Find each line with the word "Reno" and copy it.

Dataset rows about figures
Begin

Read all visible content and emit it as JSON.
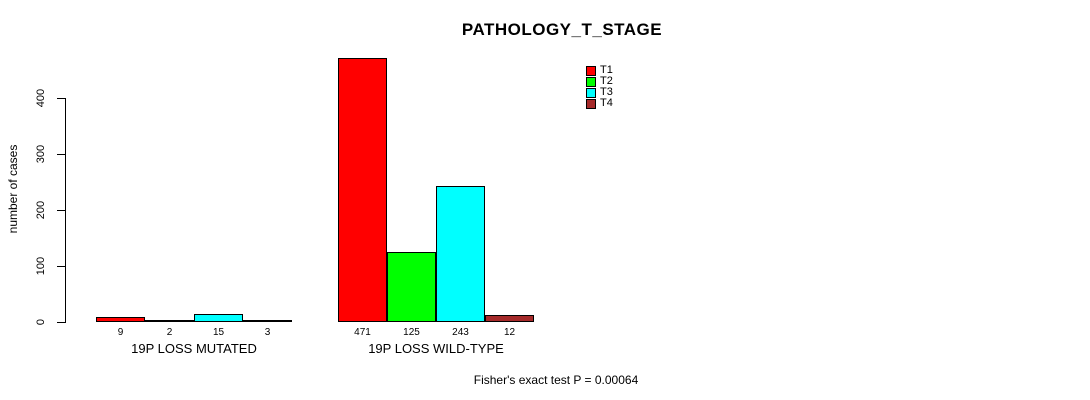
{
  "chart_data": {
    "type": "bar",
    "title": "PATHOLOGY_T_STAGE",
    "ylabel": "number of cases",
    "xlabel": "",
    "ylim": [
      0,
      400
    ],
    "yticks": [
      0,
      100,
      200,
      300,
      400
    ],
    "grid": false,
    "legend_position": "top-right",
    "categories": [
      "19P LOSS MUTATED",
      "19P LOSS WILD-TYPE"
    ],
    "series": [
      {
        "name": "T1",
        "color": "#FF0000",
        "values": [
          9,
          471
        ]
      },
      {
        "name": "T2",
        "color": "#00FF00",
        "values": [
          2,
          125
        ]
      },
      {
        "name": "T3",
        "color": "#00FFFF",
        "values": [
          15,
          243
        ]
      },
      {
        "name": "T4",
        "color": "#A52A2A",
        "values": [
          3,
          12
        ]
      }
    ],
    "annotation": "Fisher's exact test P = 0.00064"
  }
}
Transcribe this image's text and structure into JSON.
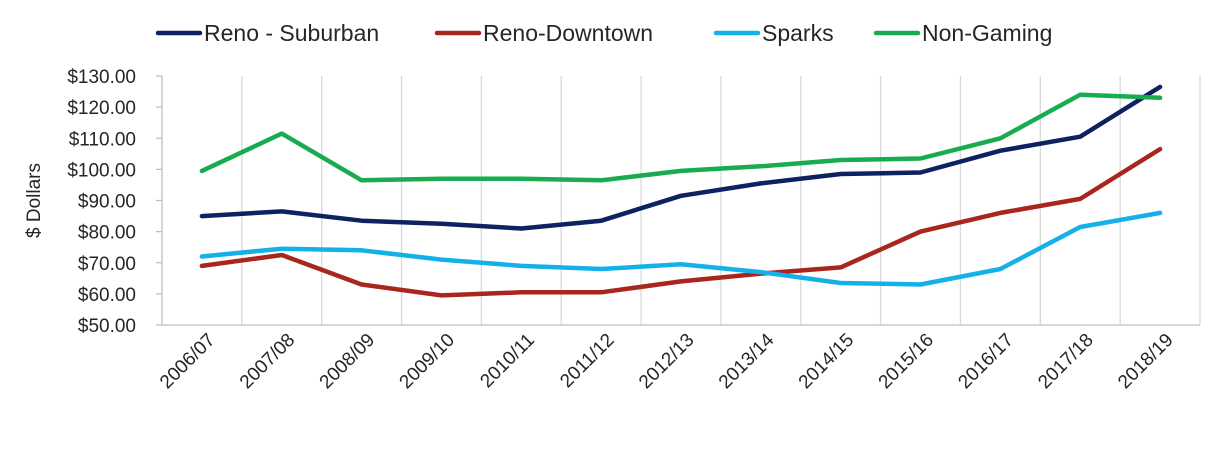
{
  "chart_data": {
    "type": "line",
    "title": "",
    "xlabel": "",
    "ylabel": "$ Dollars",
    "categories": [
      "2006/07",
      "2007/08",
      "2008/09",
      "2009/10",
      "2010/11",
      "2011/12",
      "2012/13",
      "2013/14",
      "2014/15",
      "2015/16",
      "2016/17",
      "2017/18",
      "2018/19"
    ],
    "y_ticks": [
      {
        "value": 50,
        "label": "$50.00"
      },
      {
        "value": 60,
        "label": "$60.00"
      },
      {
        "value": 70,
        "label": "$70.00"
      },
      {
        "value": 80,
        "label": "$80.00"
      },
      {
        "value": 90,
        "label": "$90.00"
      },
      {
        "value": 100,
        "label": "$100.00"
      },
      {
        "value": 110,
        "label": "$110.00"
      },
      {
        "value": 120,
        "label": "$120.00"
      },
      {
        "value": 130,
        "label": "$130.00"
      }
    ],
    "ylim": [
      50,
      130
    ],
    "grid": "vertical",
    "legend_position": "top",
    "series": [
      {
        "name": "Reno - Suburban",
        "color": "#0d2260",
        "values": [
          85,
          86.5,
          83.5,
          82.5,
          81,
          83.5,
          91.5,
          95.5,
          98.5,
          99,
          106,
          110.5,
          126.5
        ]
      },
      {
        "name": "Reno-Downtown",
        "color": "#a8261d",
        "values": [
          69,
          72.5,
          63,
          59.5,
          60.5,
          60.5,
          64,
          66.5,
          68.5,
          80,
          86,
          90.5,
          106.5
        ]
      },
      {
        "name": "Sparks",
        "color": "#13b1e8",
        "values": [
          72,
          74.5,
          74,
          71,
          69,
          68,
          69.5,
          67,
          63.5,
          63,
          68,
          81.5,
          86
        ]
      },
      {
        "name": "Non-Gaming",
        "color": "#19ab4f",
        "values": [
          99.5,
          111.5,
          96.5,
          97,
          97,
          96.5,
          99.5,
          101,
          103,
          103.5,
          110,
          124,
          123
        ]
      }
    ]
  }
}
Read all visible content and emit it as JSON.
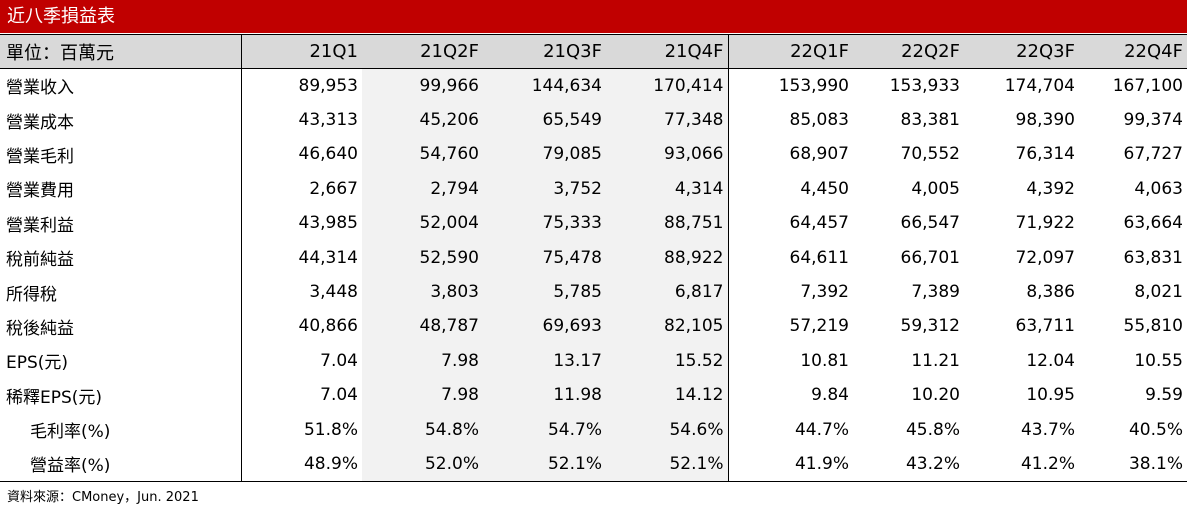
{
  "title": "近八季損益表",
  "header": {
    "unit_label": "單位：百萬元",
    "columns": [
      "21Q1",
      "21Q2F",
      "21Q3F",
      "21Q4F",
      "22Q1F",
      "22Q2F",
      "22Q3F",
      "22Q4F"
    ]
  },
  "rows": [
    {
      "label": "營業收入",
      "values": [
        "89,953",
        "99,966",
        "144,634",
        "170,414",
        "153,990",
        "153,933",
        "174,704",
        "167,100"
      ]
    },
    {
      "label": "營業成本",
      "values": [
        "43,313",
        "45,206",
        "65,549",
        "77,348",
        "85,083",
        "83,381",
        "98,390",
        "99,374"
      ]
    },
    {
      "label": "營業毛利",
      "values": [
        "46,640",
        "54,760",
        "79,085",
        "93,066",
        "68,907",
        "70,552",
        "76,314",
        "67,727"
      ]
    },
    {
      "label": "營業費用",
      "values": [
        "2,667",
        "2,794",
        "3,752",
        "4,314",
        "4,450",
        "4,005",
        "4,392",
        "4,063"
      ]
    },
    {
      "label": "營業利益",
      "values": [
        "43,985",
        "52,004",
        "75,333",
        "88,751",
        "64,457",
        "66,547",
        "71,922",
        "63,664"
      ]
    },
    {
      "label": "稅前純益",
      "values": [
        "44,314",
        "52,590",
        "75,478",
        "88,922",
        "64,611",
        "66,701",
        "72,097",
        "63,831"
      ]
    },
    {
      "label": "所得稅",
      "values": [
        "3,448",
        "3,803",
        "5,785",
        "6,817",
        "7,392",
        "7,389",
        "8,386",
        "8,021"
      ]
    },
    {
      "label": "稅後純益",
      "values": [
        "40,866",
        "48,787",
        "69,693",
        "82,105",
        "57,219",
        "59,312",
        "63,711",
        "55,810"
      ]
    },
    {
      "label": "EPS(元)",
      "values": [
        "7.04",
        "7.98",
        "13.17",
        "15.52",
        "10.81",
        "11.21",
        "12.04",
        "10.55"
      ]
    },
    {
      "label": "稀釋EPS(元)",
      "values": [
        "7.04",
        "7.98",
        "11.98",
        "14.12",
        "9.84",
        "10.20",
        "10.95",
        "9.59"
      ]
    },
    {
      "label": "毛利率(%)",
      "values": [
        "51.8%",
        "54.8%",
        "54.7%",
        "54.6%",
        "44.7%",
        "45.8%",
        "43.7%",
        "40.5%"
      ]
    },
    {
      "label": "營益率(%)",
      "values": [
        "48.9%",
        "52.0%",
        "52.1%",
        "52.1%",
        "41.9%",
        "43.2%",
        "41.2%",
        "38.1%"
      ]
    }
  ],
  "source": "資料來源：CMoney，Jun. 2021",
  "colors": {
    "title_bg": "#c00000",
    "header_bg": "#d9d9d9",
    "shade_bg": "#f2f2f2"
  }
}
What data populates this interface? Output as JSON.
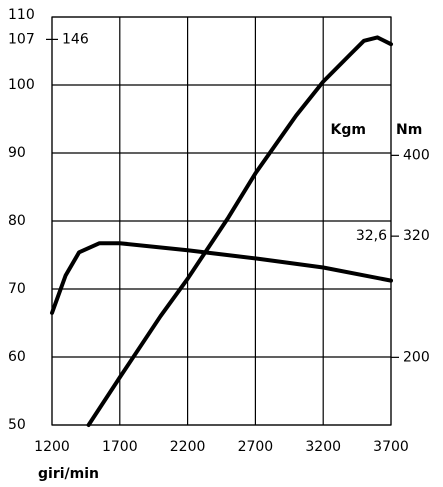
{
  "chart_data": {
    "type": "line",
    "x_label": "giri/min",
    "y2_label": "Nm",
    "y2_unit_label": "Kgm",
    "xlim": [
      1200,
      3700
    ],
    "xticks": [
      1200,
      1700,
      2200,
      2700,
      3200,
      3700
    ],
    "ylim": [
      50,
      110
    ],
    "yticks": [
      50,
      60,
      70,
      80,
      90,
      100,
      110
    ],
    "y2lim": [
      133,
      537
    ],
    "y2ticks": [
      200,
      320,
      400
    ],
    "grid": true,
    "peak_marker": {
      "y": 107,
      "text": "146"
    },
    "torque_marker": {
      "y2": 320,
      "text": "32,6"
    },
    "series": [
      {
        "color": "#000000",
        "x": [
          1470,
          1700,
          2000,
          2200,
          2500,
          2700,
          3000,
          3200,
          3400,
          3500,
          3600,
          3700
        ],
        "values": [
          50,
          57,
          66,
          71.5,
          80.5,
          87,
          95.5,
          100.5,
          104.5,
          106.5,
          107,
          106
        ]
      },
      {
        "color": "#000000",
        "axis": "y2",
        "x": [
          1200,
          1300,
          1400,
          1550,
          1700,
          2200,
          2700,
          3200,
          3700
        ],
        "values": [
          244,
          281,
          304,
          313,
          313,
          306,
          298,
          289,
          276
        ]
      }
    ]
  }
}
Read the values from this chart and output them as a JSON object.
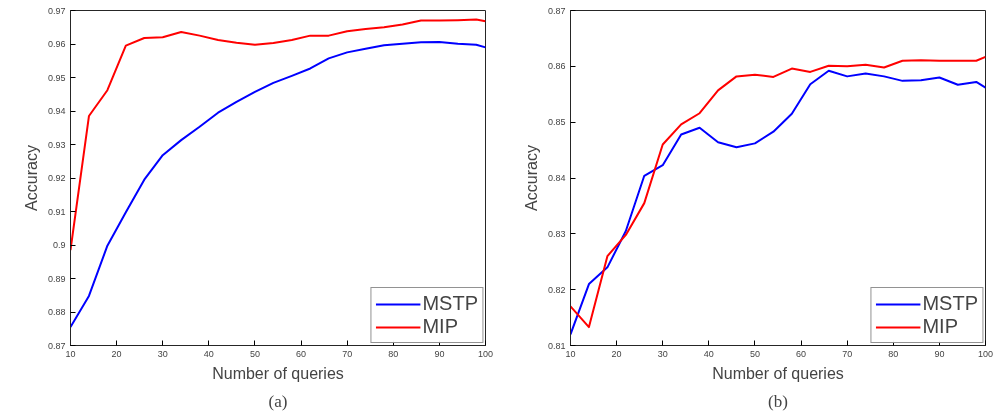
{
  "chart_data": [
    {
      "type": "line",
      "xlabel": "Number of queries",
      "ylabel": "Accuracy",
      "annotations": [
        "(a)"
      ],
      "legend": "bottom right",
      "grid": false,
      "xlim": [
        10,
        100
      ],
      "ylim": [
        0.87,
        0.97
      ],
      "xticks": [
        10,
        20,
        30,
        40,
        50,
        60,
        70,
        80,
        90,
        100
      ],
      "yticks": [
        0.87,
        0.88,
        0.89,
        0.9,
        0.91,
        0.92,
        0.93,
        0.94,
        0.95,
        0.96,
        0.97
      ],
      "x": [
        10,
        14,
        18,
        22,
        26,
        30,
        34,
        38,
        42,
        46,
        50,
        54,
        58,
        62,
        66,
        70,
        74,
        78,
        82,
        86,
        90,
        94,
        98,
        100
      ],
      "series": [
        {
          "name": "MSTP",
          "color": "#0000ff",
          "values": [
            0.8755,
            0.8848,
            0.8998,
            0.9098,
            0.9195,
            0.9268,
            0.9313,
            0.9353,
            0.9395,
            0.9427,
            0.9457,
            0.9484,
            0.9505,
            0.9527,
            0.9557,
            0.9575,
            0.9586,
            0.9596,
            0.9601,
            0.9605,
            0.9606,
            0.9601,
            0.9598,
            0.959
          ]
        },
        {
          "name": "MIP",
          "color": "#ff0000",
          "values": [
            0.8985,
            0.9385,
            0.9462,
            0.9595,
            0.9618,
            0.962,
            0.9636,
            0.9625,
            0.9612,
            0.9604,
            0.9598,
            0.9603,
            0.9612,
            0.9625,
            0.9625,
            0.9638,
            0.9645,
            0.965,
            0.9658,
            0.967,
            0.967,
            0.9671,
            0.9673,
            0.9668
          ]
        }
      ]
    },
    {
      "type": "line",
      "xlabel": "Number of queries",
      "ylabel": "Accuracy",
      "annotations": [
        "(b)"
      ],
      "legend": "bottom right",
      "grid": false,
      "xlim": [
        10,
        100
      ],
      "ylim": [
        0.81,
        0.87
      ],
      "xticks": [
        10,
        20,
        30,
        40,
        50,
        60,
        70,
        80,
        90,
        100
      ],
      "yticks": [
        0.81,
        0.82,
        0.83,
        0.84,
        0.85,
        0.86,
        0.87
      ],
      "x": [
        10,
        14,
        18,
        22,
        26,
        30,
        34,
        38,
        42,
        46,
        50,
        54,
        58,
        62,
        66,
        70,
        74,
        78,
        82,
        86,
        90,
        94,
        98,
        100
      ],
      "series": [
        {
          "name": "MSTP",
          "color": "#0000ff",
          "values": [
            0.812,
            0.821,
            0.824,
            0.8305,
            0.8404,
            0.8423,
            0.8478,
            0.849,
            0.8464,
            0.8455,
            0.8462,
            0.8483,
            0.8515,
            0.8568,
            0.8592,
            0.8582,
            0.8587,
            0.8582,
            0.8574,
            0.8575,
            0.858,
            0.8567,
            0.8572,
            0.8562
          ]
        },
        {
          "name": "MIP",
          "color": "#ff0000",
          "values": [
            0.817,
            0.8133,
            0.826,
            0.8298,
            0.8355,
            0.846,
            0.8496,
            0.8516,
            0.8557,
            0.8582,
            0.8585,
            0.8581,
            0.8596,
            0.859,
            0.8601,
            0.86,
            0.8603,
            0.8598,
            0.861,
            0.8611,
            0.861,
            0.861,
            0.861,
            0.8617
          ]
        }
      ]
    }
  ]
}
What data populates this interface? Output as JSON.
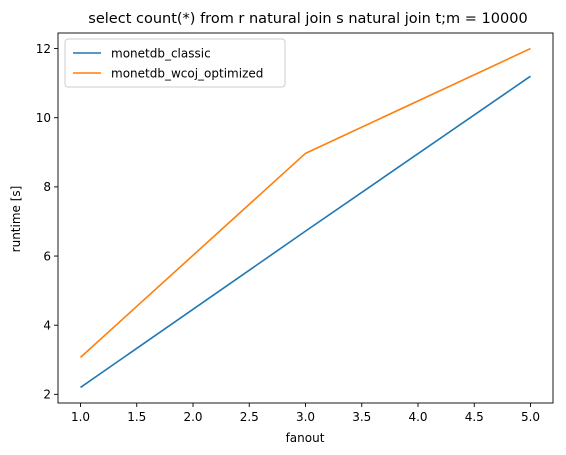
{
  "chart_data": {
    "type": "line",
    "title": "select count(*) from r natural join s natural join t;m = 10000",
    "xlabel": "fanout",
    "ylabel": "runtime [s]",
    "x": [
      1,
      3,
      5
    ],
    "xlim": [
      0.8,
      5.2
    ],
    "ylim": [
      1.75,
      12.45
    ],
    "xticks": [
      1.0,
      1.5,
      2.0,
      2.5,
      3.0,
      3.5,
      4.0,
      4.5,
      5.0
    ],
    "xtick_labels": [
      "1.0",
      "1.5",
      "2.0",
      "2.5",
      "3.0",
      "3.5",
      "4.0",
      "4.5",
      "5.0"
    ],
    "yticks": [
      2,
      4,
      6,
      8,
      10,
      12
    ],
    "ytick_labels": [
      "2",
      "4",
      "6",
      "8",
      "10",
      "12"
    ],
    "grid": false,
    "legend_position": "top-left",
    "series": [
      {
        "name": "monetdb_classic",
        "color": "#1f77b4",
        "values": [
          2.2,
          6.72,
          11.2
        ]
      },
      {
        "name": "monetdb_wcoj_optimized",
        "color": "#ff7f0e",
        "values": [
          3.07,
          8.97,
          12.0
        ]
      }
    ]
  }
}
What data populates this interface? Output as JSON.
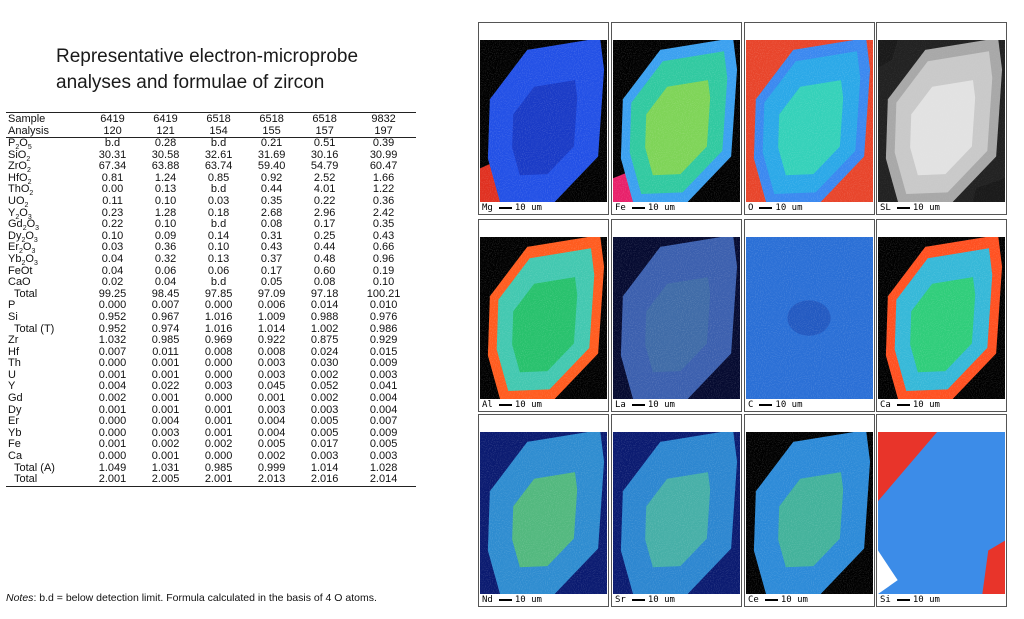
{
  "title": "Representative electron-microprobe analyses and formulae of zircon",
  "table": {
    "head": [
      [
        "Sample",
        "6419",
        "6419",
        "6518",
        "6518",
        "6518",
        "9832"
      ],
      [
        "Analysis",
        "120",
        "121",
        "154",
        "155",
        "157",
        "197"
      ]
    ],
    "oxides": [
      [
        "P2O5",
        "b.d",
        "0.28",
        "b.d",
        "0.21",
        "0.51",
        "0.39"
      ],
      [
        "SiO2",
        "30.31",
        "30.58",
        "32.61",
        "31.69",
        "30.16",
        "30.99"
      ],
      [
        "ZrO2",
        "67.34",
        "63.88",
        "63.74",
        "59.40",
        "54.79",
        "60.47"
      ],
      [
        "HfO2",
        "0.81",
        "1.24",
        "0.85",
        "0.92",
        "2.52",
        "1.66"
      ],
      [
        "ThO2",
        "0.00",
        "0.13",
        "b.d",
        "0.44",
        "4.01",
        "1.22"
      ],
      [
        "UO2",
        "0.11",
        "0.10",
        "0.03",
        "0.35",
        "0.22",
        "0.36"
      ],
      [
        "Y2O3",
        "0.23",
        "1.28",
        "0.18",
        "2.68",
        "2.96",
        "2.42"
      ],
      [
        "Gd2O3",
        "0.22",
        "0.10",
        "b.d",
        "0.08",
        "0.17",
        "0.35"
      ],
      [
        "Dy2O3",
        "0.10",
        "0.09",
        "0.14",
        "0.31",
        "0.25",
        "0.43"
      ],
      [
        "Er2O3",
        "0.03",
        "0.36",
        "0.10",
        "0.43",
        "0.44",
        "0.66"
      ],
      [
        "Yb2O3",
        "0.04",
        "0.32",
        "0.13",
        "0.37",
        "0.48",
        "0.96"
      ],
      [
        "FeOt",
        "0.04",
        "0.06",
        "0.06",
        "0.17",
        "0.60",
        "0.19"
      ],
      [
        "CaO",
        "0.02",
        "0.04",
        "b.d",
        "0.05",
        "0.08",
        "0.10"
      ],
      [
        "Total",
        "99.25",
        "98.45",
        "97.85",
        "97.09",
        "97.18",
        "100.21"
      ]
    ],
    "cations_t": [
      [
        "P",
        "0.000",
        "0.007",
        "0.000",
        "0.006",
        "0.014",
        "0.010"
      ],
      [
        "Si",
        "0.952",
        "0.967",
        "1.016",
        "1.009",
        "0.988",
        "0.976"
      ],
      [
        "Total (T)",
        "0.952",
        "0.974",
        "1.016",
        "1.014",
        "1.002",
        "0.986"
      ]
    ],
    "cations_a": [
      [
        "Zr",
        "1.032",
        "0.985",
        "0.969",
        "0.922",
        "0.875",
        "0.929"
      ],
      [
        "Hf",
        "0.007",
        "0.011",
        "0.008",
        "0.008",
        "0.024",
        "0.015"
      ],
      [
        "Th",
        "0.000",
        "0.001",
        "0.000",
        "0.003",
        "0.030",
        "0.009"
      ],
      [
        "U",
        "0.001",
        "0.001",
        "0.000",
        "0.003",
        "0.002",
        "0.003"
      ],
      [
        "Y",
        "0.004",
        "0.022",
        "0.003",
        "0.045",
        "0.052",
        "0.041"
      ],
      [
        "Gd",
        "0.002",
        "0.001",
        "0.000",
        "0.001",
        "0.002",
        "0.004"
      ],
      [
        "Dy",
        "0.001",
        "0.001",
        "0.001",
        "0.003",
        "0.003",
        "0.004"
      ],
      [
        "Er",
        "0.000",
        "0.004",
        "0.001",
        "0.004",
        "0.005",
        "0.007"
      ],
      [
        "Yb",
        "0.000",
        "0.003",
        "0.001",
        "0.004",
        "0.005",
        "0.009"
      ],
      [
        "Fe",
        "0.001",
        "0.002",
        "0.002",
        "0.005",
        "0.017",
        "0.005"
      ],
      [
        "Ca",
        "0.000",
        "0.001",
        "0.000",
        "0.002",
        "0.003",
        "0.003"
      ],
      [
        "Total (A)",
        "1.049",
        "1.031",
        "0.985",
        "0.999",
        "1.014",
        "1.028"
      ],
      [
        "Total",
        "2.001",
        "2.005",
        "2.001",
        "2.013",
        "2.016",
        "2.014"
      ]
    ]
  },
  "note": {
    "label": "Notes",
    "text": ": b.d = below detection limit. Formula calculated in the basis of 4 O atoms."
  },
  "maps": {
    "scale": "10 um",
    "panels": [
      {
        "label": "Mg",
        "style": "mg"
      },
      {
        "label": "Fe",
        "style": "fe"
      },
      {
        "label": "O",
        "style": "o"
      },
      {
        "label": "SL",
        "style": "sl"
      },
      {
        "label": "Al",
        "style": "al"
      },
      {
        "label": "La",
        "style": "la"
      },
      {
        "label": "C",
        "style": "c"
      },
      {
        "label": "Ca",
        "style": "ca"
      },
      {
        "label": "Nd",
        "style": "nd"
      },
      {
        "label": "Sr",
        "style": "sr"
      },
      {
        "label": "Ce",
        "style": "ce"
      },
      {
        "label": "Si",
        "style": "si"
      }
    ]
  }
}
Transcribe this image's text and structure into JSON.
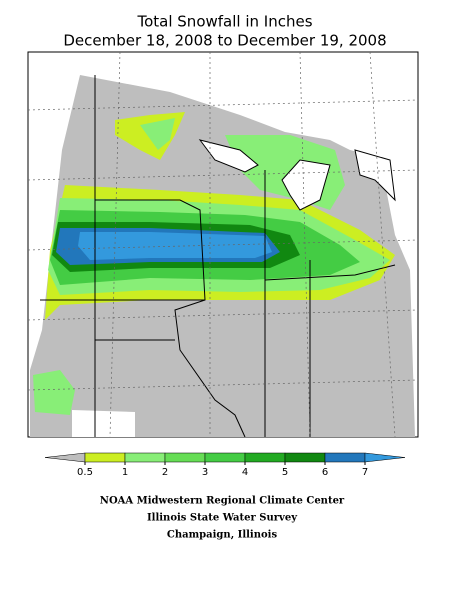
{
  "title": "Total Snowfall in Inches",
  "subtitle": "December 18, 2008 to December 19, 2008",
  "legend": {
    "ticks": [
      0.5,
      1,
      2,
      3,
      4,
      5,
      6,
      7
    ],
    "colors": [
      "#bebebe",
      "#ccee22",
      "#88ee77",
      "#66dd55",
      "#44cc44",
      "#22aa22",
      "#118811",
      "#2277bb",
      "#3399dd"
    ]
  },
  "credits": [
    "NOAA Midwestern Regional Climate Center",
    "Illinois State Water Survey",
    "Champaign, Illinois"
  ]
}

End

* **Completed task**
        "name": "Reno - Suburban",
        "name": "Reno-Downtown",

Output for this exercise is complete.